Records to process:
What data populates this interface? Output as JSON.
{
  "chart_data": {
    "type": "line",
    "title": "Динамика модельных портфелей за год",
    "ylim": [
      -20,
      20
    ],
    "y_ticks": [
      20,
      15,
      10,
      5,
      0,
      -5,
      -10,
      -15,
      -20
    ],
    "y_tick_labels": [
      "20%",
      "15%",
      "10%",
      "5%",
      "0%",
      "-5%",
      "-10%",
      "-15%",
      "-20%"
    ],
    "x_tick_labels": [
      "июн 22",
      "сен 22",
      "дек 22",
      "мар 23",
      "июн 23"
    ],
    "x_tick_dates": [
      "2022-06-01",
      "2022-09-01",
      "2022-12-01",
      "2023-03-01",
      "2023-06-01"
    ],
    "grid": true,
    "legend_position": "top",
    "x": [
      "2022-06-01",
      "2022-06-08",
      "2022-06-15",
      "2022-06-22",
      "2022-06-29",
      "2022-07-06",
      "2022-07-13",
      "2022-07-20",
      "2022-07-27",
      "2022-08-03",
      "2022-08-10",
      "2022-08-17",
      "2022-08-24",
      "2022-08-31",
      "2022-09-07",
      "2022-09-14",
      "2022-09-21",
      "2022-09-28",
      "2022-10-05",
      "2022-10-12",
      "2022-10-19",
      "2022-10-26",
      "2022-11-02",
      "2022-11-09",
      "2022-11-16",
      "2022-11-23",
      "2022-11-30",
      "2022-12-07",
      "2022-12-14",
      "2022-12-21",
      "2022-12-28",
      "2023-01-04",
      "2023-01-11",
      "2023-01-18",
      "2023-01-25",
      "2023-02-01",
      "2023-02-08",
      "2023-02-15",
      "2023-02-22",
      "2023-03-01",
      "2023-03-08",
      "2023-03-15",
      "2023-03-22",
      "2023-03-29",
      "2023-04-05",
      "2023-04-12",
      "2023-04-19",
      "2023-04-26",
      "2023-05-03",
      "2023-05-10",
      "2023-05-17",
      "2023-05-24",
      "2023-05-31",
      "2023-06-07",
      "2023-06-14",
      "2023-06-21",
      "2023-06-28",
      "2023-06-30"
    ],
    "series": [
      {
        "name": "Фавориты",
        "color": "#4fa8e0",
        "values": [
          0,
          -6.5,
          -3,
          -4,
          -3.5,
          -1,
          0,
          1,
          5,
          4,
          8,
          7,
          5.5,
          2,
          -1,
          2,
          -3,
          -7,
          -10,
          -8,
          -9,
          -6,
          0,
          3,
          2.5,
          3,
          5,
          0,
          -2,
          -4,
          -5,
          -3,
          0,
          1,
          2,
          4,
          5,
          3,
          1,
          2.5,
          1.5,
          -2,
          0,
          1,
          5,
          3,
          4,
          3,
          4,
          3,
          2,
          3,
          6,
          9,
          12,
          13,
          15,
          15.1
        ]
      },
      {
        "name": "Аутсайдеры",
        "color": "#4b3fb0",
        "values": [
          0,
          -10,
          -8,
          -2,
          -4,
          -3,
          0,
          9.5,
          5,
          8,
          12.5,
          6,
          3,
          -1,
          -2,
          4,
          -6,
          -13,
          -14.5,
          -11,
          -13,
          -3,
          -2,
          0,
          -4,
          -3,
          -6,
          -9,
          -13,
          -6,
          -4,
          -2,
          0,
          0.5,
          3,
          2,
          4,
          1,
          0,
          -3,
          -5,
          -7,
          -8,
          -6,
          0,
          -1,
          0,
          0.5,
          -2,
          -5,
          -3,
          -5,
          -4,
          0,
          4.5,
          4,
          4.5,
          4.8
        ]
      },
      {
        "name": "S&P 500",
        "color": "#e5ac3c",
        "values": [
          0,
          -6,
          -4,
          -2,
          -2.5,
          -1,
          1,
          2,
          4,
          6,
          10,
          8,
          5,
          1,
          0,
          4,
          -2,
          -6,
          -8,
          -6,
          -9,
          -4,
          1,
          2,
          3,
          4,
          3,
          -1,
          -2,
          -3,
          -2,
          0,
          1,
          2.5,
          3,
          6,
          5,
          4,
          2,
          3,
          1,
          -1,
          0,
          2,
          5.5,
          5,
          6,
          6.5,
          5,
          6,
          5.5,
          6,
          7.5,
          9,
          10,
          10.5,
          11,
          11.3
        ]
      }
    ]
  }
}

What is being asked: Pick out each line containing the string "color" and copy it.

Result below:
        "color": "#4fa8e0",
        "color": "#4b3fb0",
        "color": "#e5ac3c",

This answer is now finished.